++++ Excerpted records ++++

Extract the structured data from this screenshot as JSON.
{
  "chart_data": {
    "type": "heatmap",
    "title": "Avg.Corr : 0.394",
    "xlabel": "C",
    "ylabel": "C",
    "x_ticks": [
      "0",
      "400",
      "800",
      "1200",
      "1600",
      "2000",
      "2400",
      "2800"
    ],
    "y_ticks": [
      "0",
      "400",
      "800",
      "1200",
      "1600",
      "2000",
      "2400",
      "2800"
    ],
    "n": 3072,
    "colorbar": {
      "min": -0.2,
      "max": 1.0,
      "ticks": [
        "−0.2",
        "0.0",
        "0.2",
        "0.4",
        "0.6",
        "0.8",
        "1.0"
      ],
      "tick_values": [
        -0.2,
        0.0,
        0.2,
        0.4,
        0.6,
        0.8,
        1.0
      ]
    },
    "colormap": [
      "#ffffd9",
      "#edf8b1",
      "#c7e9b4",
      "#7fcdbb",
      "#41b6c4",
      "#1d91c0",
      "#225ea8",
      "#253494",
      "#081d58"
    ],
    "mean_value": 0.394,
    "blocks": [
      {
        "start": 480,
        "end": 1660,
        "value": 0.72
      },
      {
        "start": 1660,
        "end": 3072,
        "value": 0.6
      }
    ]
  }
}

++++

Output the data above exactly, please, line for line.

Result of the exercise:
Extract the structured data from this screenshot as JSON.
{
  "chart_data": {
    "type": "heatmap",
    "title": "Avg.Corr : 0.394",
    "xlabel": "C",
    "ylabel": "C",
    "x_ticks": [
      "0",
      "400",
      "800",
      "1200",
      "1600",
      "2000",
      "2400",
      "2800"
    ],
    "y_ticks": [
      "0",
      "400",
      "800",
      "1200",
      "1600",
      "2000",
      "2400",
      "2800"
    ],
    "n": 3072,
    "colorbar": {
      "min": -0.2,
      "max": 1.0,
      "ticks": [
        "−0.2",
        "0.0",
        "0.2",
        "0.4",
        "0.6",
        "0.8",
        "1.0"
      ],
      "tick_values": [
        -0.2,
        0.0,
        0.2,
        0.4,
        0.6,
        0.8,
        1.0
      ]
    },
    "colormap": [
      "#ffffd9",
      "#edf8b1",
      "#c7e9b4",
      "#7fcdbb",
      "#41b6c4",
      "#1d91c0",
      "#225ea8",
      "#253494",
      "#081d58"
    ],
    "mean_value": 0.394,
    "blocks": [
      {
        "start": 480,
        "end": 1660,
        "value": 0.72
      },
      {
        "start": 1660,
        "end": 3072,
        "value": 0.6
      }
    ]
  }
}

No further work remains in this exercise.